:: Extracted material

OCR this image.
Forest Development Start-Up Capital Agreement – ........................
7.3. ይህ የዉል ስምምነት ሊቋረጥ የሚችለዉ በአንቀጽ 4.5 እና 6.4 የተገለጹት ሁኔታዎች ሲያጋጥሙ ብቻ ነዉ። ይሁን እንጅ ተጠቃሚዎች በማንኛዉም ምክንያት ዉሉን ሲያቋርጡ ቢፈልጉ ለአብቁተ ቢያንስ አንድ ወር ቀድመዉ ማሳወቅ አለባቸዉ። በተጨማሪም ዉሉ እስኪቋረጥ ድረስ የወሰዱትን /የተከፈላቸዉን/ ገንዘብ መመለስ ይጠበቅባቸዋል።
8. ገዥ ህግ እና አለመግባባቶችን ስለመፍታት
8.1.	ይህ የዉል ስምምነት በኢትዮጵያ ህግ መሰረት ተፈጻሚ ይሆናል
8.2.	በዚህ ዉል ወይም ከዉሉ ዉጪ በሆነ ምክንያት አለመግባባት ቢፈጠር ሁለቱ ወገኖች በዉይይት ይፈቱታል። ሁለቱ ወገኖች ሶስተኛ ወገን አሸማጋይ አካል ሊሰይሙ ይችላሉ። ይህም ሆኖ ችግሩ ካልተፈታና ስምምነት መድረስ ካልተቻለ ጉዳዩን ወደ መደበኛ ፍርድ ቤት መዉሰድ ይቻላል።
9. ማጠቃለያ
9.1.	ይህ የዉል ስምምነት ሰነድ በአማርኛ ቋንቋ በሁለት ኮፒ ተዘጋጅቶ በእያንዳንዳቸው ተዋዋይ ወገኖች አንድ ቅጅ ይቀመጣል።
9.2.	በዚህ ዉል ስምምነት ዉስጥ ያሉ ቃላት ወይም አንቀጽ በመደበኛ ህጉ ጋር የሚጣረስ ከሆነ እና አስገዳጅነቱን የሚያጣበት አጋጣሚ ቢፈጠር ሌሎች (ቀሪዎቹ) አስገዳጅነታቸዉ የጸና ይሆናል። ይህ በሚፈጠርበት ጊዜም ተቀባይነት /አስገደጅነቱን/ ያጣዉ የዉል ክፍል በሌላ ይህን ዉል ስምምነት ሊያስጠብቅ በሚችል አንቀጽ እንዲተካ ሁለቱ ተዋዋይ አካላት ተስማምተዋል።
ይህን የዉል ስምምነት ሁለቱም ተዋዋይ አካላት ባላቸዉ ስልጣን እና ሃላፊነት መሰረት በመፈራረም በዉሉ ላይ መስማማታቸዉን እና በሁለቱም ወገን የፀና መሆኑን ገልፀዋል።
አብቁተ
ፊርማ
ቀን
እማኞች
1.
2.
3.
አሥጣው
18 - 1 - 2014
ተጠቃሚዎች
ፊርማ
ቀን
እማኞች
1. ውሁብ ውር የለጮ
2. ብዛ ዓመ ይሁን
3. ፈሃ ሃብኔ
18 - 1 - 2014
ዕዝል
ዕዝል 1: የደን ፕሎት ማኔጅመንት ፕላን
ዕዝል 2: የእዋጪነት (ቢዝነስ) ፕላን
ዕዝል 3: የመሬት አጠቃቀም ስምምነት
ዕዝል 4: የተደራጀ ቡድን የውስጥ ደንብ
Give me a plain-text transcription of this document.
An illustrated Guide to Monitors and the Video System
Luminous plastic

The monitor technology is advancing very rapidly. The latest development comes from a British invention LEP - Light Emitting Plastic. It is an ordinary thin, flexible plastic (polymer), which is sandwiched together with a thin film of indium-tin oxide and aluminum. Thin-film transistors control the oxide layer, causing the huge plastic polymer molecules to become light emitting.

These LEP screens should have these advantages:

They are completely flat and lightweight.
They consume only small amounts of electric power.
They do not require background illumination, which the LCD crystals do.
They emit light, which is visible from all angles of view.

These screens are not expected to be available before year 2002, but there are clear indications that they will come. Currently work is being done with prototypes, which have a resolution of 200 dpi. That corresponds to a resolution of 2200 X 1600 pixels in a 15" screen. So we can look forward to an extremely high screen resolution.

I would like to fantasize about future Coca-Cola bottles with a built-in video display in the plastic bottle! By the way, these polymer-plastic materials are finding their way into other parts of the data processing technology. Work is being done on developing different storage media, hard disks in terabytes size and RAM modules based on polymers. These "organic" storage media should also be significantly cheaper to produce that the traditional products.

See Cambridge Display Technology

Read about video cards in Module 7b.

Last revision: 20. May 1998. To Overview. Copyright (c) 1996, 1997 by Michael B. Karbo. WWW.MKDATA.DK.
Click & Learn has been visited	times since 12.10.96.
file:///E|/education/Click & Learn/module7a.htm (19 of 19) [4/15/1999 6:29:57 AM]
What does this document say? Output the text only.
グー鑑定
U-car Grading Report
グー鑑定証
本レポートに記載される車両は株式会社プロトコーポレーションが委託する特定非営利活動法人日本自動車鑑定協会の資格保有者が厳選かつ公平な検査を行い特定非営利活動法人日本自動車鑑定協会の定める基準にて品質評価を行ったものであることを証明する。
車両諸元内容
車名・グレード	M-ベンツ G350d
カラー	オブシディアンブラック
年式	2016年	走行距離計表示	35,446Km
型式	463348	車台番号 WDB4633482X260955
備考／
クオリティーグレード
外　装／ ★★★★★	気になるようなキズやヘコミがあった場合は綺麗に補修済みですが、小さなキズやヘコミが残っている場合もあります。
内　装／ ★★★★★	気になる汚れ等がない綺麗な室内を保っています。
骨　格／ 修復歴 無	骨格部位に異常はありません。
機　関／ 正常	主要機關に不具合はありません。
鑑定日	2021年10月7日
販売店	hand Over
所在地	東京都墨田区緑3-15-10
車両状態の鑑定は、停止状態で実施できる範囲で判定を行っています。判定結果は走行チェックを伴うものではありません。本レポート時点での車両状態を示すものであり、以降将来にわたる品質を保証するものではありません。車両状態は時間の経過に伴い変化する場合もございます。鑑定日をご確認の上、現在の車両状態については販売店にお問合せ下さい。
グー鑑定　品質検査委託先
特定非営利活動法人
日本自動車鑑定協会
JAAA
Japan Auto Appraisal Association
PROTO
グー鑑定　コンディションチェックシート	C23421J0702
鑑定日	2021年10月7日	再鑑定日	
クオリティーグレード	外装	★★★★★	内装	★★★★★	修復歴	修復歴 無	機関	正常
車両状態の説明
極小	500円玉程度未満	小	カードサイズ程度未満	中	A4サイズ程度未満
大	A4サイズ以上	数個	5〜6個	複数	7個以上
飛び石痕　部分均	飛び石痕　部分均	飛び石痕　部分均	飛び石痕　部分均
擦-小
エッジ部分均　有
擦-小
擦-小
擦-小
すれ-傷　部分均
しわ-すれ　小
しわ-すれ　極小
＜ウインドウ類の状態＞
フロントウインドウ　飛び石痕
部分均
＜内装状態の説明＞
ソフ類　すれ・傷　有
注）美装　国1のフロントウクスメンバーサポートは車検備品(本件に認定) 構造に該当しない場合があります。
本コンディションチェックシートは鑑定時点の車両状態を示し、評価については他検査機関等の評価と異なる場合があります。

::::

#### Instructions for the task:
Retype the whole listing above exactly.

#### Task response:
OCR this image.
Forest Development Start-Up Capital Agreement – ........................
7.3. ይህ የዉል ስምምነት ሊቋረጥ የሚችለዉ በአንቀጽ 4.5 እና 6.4 የተገለጹት ሁኔታዎች ሲያጋጥሙ ብቻ ነዉ። ይሁን እንጅ ተጠቃሚዎች በማንኛዉም ምክንያት ዉሉን ሲያቋርጡ ቢፈልጉ ለአብቁተ ቢያንስ አንድ ወር ቀድመዉ ማሳወቅ አለባቸዉ። በተጨማሪም ዉሉ እስኪቋረጥ ድረስ የወሰዱትን /የተከፈላቸዉን/ ገንዘብ መመለስ ይጠበቅባቸዋል።
8. ገዥ ህግ እና አለመግባባቶችን ስለመፍታት
8.1.	ይህ የዉል ስምምነት በኢትዮጵያ ህግ መሰረት ተፈጻሚ ይሆናል
8.2.	በዚህ ዉል ወይም ከዉሉ ዉጪ በሆነ ምክንያት አለመግባባት ቢፈጠር ሁለቱ ወገኖች በዉይይት ይፈቱታል። ሁለቱ ወገኖች ሶስተኛ ወገን አሸማጋይ አካል ሊሰይሙ ይችላሉ። ይህም ሆኖ ችግሩ ካልተፈታና ስምምነት መድረስ ካልተቻለ ጉዳዩን ወደ መደበኛ ፍርድ ቤት መዉሰድ ይቻላል።
9. ማጠቃለያ
9.1.	ይህ የዉል ስምምነት ሰነድ በአማርኛ ቋንቋ በሁለት ኮፒ ተዘጋጅቶ በእያንዳንዳቸው ተዋዋይ ወገኖች አንድ ቅጅ ይቀመጣል።
9.2.	በዚህ ዉል ስምምነት ዉስጥ ያሉ ቃላት ወይም አንቀጽ በመደበኛ ህጉ ጋር የሚጣረስ ከሆነ እና አስገዳጅነቱን የሚያጣበት አጋጣሚ ቢፈጠር ሌሎች (ቀሪዎቹ) አስገዳጅነታቸዉ የጸና ይሆናል። ይህ በሚፈጠርበት ጊዜም ተቀባይነት /አስገደጅነቱን/ ያጣዉ የዉል ክፍል በሌላ ይህን ዉል ስምምነት ሊያስጠብቅ በሚችል አንቀጽ እንዲተካ ሁለቱ ተዋዋይ አካላት ተስማምተዋል።
ይህን የዉል ስምምነት ሁለቱም ተዋዋይ አካላት ባላቸዉ ስልጣን እና ሃላፊነት መሰረት በመፈራረም በዉሉ ላይ መስማማታቸዉን እና በሁለቱም ወገን የፀና መሆኑን ገልፀዋል።
አብቁተ
ፊርማ
ቀን
እማኞች
1.
2.
3.
አሥጣው
18 - 1 - 2014
ተጠቃሚዎች
ፊርማ
ቀን
እማኞች
1. ውሁብ ውር የለጮ
2. ብዛ ዓመ ይሁን
3. ፈሃ ሃብኔ
18 - 1 - 2014
ዕዝል
ዕዝል 1: የደን ፕሎት ማኔጅመንት ፕላን
ዕዝል 2: የእዋጪነት (ቢዝነስ) ፕላን
ዕዝል 3: የመሬት አጠቃቀም ስምምነት
ዕዝል 4: የተደራጀ ቡድን የውስጥ ደንብ
Give me a plain-text transcription of this document.
An illustrated Guide to Monitors and the Video System
Luminous plastic

The monitor technology is advancing very rapidly. The latest development comes from a British invention LEP - Light Emitting Plastic. It is an ordinary thin, flexible plastic (polymer), which is sandwiched together with a thin film of indium-tin oxide and aluminum. Thin-film transistors control the oxide layer, causing the huge plastic polymer molecules to become light emitting.

These LEP screens should have these advantages:

They are completely flat and lightweight.
They consume only small amounts of electric power.
They do not require background illumination, which the LCD crystals do.
They emit light, which is visible from all angles of view.

These screens are not expected to be available before year 2002, but there are clear indications that they will come. Currently work is being done with prototypes, which have a resolution of 200 dpi. That corresponds to a resolution of 2200 X 1600 pixels in a 15" screen. So we can look forward to an extremely high screen resolution.

I would like to fantasize about future Coca-Cola bottles with a built-in video display in the plastic bottle! By the way, these polymer-plastic materials are finding their way into other parts of the data processing technology. Work is being done on developing different storage media, hard disks in terabytes size and RAM modules based on polymers. These "organic" storage media should also be significantly cheaper to produce that the traditional products.

See Cambridge Display Technology

Read about video cards in Module 7b.

Last revision: 20. May 1998. To Overview. Copyright (c) 1996, 1997 by Michael B. Karbo. WWW.MKDATA.DK.
Click & Learn has been visited	times since 12.10.96.
file:///E|/education/Click & Learn/module7a.htm (19 of 19) [4/15/1999 6:29:57 AM]
What does this document say? Output the text only.
グー鑑定
U-car Grading Report
グー鑑定証
本レポートに記載される車両は株式会社プロトコーポレーションが委託する特定非営利活動法人日本自動車鑑定協会の資格保有者が厳選かつ公平な検査を行い特定非営利活動法人日本自動車鑑定協会の定める基準にて品質評価を行ったものであることを証明する。
車両諸元内容
車名・グレード	M-ベンツ G350d
カラー	オブシディアンブラック
年式	2016年	走行距離計表示	35,446Km
型式	463348	車台番号 WDB4633482X260955
備考／
クオリティーグレード
外　装／ ★★★★★	気になるようなキズやヘコミがあった場合は綺麗に補修済みですが、小さなキズやヘコミが残っている場合もあります。
内　装／ ★★★★★	気になる汚れ等がない綺麗な室内を保っています。
骨　格／ 修復歴 無	骨格部位に異常はありません。
機　関／ 正常	主要機關に不具合はありません。
鑑定日	2021年10月7日
販売店	hand Over
所在地	東京都墨田区緑3-15-10
車両状態の鑑定は、停止状態で実施できる範囲で判定を行っています。判定結果は走行チェックを伴うものではありません。本レポート時点での車両状態を示すものであり、以降将来にわたる品質を保証するものではありません。車両状態は時間の経過に伴い変化する場合もございます。鑑定日をご確認の上、現在の車両状態については販売店にお問合せ下さい。
グー鑑定　品質検査委託先
特定非営利活動法人
日本自動車鑑定協会
JAAA
Japan Auto Appraisal Association
PROTO
グー鑑定　コンディションチェックシート	C23421J0702
鑑定日	2021年10月7日	再鑑定日	
クオリティーグレード	外装	★★★★★	内装	★★★★★	修復歴	修復歴 無	機関	正常
車両状態の説明
極小	500円玉程度未満	小	カードサイズ程度未満	中	A4サイズ程度未満
大	A4サイズ以上	数個	5〜6個	複数	7個以上
飛び石痕　部分均	飛び石痕　部分均	飛び石痕　部分均	飛び石痕　部分均
擦-小
エッジ部分均　有
擦-小
擦-小
擦-小
すれ-傷　部分均
しわ-すれ　小
しわ-すれ　極小
＜ウインドウ類の状態＞
フロントウインドウ　飛び石痕
部分均
＜内装状態の説明＞
ソフ類　すれ・傷　有
注）美装　国1のフロントウクスメンバーサポートは車検備品(本件に認定) 構造に該当しない場合があります。
本コンディションチェックシートは鑑定時点の車両状態を示し、評価については他検査機関等の評価と異なる場合があります。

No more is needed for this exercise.